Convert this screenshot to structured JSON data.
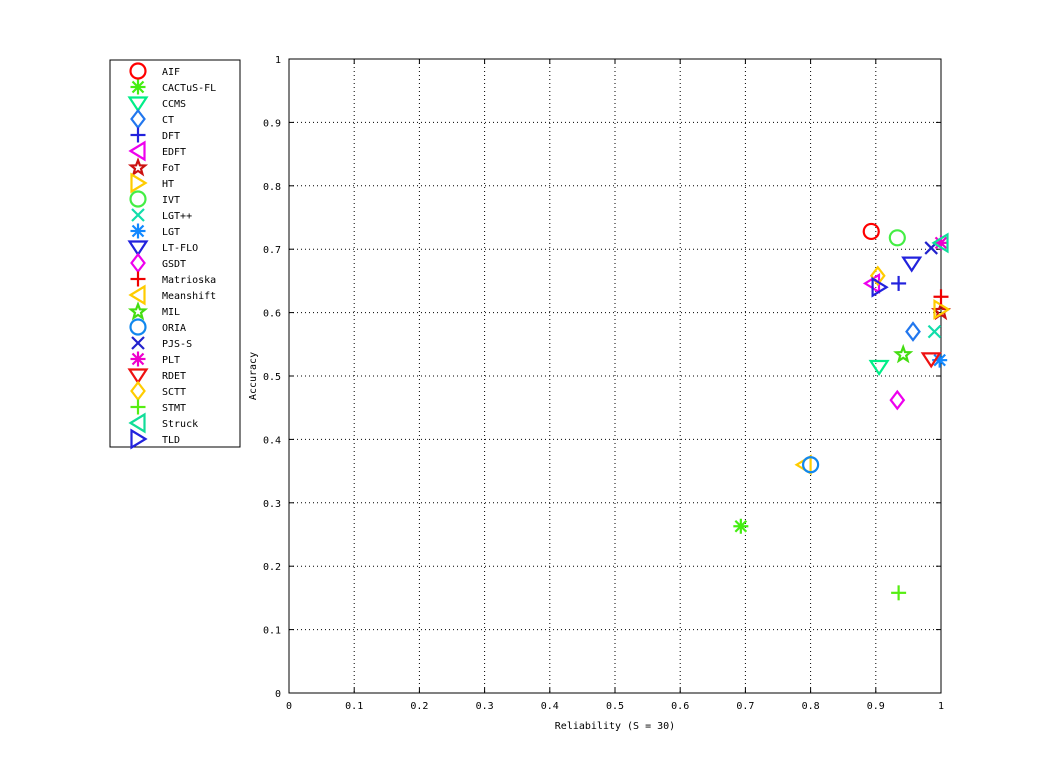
{
  "chart_data": {
    "type": "scatter",
    "title": "",
    "xlabel": "Reliability (S = 30)",
    "ylabel": "Accuracy",
    "xlim": [
      0,
      1
    ],
    "ylim": [
      0,
      1
    ],
    "xticks": [
      "0",
      "0.1",
      "0.2",
      "0.3",
      "0.4",
      "0.5",
      "0.6",
      "0.7",
      "0.8",
      "0.9",
      "1"
    ],
    "yticks": [
      "0",
      "0.1",
      "0.2",
      "0.3",
      "0.4",
      "0.5",
      "0.6",
      "0.7",
      "0.8",
      "0.9",
      "1"
    ],
    "grid": true,
    "legend_position": "outside-left",
    "series": [
      {
        "name": "AIF",
        "marker": "circle",
        "color": "#ff0000",
        "x": 0.893,
        "y": 0.728
      },
      {
        "name": "CACTuS-FL",
        "marker": "asterisk",
        "color": "#44ee11",
        "x": 0.693,
        "y": 0.263
      },
      {
        "name": "CCMS",
        "marker": "triangle-down",
        "color": "#00ee88",
        "x": 0.905,
        "y": 0.515
      },
      {
        "name": "CT",
        "marker": "diamond",
        "color": "#2277ee",
        "x": 0.957,
        "y": 0.57
      },
      {
        "name": "DFT",
        "marker": "plus",
        "color": "#2222dd",
        "x": 0.935,
        "y": 0.646
      },
      {
        "name": "EDFT",
        "marker": "triangle-left",
        "color": "#ee00ee",
        "x": 0.895,
        "y": 0.646
      },
      {
        "name": "FoT",
        "marker": "pentagram",
        "color": "#cc1111",
        "x": 1.0,
        "y": 0.603
      },
      {
        "name": "HT",
        "marker": "triangle-right",
        "color": "#ffcc00",
        "x": 1.0,
        "y": 0.605
      },
      {
        "name": "IVT",
        "marker": "circle",
        "color": "#44ee44",
        "x": 0.933,
        "y": 0.718
      },
      {
        "name": "LGT++",
        "marker": "x",
        "color": "#11ddaa",
        "x": 0.99,
        "y": 0.57
      },
      {
        "name": "LGT",
        "marker": "asterisk",
        "color": "#1188ff",
        "x": 0.998,
        "y": 0.525
      },
      {
        "name": "LT-FLO",
        "marker": "triangle-down",
        "color": "#2222dd",
        "x": 0.955,
        "y": 0.678
      },
      {
        "name": "GSDT",
        "marker": "diamond",
        "color": "#ee00ee",
        "x": 0.933,
        "y": 0.462
      },
      {
        "name": "Matrioska",
        "marker": "plus",
        "color": "#ee0000",
        "x": 1.0,
        "y": 0.625
      },
      {
        "name": "Meanshift",
        "marker": "triangle-left",
        "color": "#ffcc00",
        "x": 0.79,
        "y": 0.36
      },
      {
        "name": "MIL",
        "marker": "pentagram",
        "color": "#44dd11",
        "x": 0.942,
        "y": 0.535
      },
      {
        "name": "ORIA",
        "marker": "circle",
        "color": "#1188ee",
        "x": 0.8,
        "y": 0.36
      },
      {
        "name": "PJS-S",
        "marker": "x",
        "color": "#2222cc",
        "x": 0.985,
        "y": 0.702
      },
      {
        "name": "PLT",
        "marker": "asterisk",
        "color": "#ee00cc",
        "x": 1.0,
        "y": 0.71
      },
      {
        "name": "RDET",
        "marker": "triangle-down",
        "color": "#ee1111",
        "x": 0.985,
        "y": 0.527
      },
      {
        "name": "SCTT",
        "marker": "diamond",
        "color": "#ffcc00",
        "x": 0.903,
        "y": 0.658
      },
      {
        "name": "STMT",
        "marker": "plus",
        "color": "#55ee11",
        "x": 0.935,
        "y": 0.158
      },
      {
        "name": "Struck",
        "marker": "triangle-left",
        "color": "#11dd99",
        "x": 1.0,
        "y": 0.71
      },
      {
        "name": "TLD",
        "marker": "triangle-right",
        "color": "#2222dd",
        "x": 0.905,
        "y": 0.64
      }
    ]
  }
}
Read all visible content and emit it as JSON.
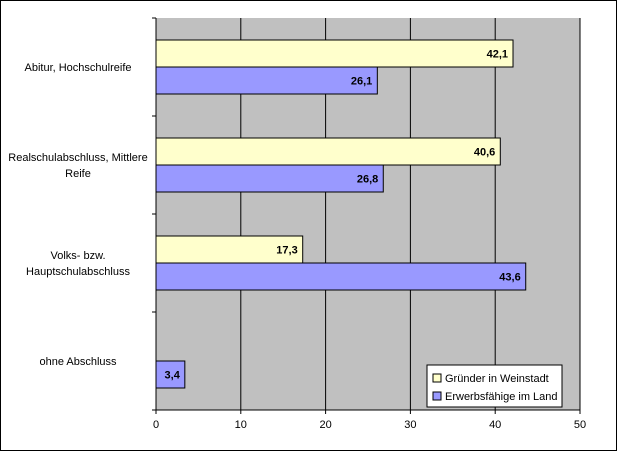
{
  "chart_data": {
    "type": "bar",
    "orientation": "horizontal",
    "categories": [
      [
        "Abitur, Hochschulreife"
      ],
      [
        "Realschulabschluss, Mittlere",
        "Reife"
      ],
      [
        "Volks- bzw.",
        "Hauptschulabschluss"
      ],
      [
        "ohne Abschluss"
      ]
    ],
    "series": [
      {
        "name": "Gründer in Weinstadt",
        "color": "#ffffcc",
        "values": [
          42.1,
          40.6,
          17.3,
          null
        ],
        "labels": [
          "42,1",
          "40,6",
          "17,3",
          ""
        ]
      },
      {
        "name": "Erwerbsfähige im Land",
        "color": "#9999ff",
        "values": [
          26.1,
          26.8,
          43.6,
          3.4
        ],
        "labels": [
          "26,1",
          "26,8",
          "43,6",
          "3,4"
        ]
      }
    ],
    "xlim": [
      0,
      50
    ],
    "xticks": [
      "0",
      "10",
      "20",
      "30",
      "40",
      "50"
    ],
    "grid": true,
    "plot_background": "#c0c0c0",
    "legend_position": "bottom-right"
  }
}
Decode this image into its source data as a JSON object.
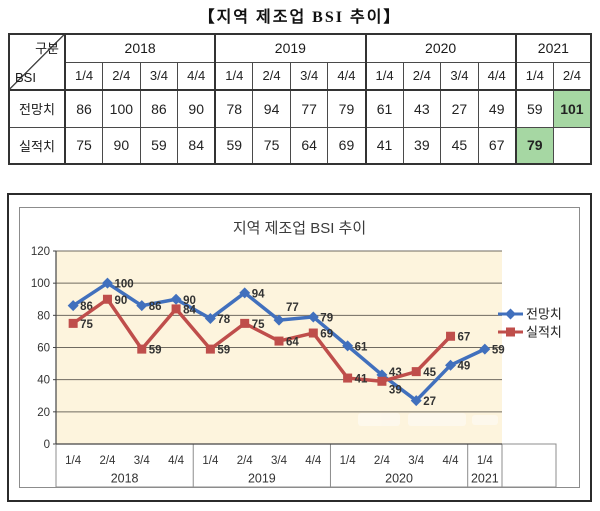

::::

* Requirements *
Quote all of the entries word for word, omitting any pictures.

* Right answer *
Convert this screenshot to structured JSON data.
{
  "chart_data": {
    "type": "scatter",
    "title": "",
    "xlabel": "Reliability (S = 30)",
    "ylabel": "Accuracy",
    "xlim": [
      0,
      1
    ],
    "ylim": [
      0,
      1
    ],
    "xticks": [
      "0",
      "0.1",
      "0.2",
      "0.3",
      "0.4",
      "0.5",
      "0.6",
      "0.7",
      "0.8",
      "0.9",
      "1"
    ],
    "yticks": [
      "0",
      "0.1",
      "0.2",
      "0.3",
      "0.4",
      "0.5",
      "0.6",
      "0.7",
      "0.8",
      "0.9",
      "1"
    ],
    "grid": true,
    "legend_position": "outside-left",
    "series": [
      {
        "name": "AIF",
        "marker": "circle",
        "color": "#ff0000",
        "x": 0.893,
        "y": 0.728
      },
      {
        "name": "CACTuS-FL",
        "marker": "asterisk",
        "color": "#44ee11",
        "x": 0.693,
        "y": 0.263
      },
      {
        "name": "CCMS",
        "marker": "triangle-down",
        "color": "#00ee88",
        "x": 0.905,
        "y": 0.515
      },
      {
        "name": "CT",
        "marker": "diamond",
        "color": "#2277ee",
        "x": 0.957,
        "y": 0.57
      },
      {
        "name": "DFT",
        "marker": "plus",
        "color": "#2222dd",
        "x": 0.935,
        "y": 0.646
      },
      {
        "name": "EDFT",
        "marker": "triangle-left",
        "color": "#ee00ee",
        "x": 0.895,
        "y": 0.646
      },
      {
        "name": "FoT",
        "marker": "pentagram",
        "color": "#cc1111",
        "x": 1.0,
        "y": 0.603
      },
      {
        "name": "HT",
        "marker": "triangle-right",
        "color": "#ffcc00",
        "x": 1.0,
        "y": 0.605
      },
      {
        "name": "IVT",
        "marker": "circle",
        "color": "#44ee44",
        "x": 0.933,
        "y": 0.718
      },
      {
        "name": "LGT++",
        "marker": "x",
        "color": "#11ddaa",
        "x": 0.99,
        "y": 0.57
      },
      {
        "name": "LGT",
        "marker": "asterisk",
        "color": "#1188ff",
        "x": 0.998,
        "y": 0.525
      },
      {
        "name": "LT-FLO",
        "marker": "triangle-down",
        "color": "#2222dd",
        "x": 0.955,
        "y": 0.678
      },
      {
        "name": "GSDT",
        "marker": "diamond",
        "color": "#ee00ee",
        "x": 0.933,
        "y": 0.462
      },
      {
        "name": "Matrioska",
        "marker": "plus",
        "color": "#ee0000",
        "x": 1.0,
        "y": 0.625
      },
      {
        "name": "Meanshift",
        "marker": "triangle-left",
        "color": "#ffcc00",
        "x": 0.79,
        "y": 0.36
      },
      {
        "name": "MIL",
        "marker": "pentagram",
        "color": "#44dd11",
        "x": 0.942,
        "y": 0.535
      },
      {
        "name": "ORIA",
        "marker": "circle",
        "color": "#1188ee",
        "x": 0.8,
        "y": 0.36
      },
      {
        "name": "PJS-S",
        "marker": "x",
        "color": "#2222cc",
        "x": 0.985,
        "y": 0.702
      },
      {
        "name": "PLT",
        "marker": "asterisk",
        "color": "#ee00cc",
        "x": 1.0,
        "y": 0.71
      },
      {
        "name": "RDET",
        "marker": "triangle-down",
        "color": "#ee1111",
        "x": 0.985,
        "y": 0.527
      },
      {
        "name": "SCTT",
        "marker": "diamond",
        "color": "#ffcc00",
        "x": 0.903,
        "y": 0.658
      },
      {
        "name": "STMT",
        "marker": "plus",
        "color": "#55ee11",
        "x": 0.935,
        "y": 0.158
      },
      {
        "name": "Struck",
        "marker": "triangle-left",
        "color": "#11dd99",
        "x": 1.0,
        "y": 0.71
      },
      {
        "name": "TLD",
        "marker": "triangle-right",
        "color": "#2222dd",
        "x": 0.905,
        "y": 0.64
      }
    ]
  }
}
Read all visible content and emit it as JSON.
{
  "chart_data": {
    "type": "bar",
    "orientation": "horizontal",
    "categories": [
      [
        "Abitur, Hochschulreife"
      ],
      [
        "Realschulabschluss, Mittlere",
        "Reife"
      ],
      [
        "Volks- bzw.",
        "Hauptschulabschluss"
      ],
      [
        "ohne Abschluss"
      ]
    ],
    "series": [
      {
        "name": "Gründer in Weinstadt",
        "color": "#ffffcc",
        "values": [
          42.1,
          40.6,
          17.3,
          null
        ],
        "labels": [
          "42,1",
          "40,6",
          "17,3",
          ""
        ]
      },
      {
        "name": "Erwerbsfähige im Land",
        "color": "#9999ff",
        "values": [
          26.1,
          26.8,
          43.6,
          3.4
        ],
        "labels": [
          "26,1",
          "26,8",
          "43,6",
          "3,4"
        ]
      }
    ],
    "xlim": [
      0,
      50
    ],
    "xticks": [
      "0",
      "10",
      "20",
      "30",
      "40",
      "50"
    ],
    "grid": true,
    "plot_background": "#c0c0c0",
    "legend_position": "bottom-right"
  }
}
Decode this image into its source data as a JSON object.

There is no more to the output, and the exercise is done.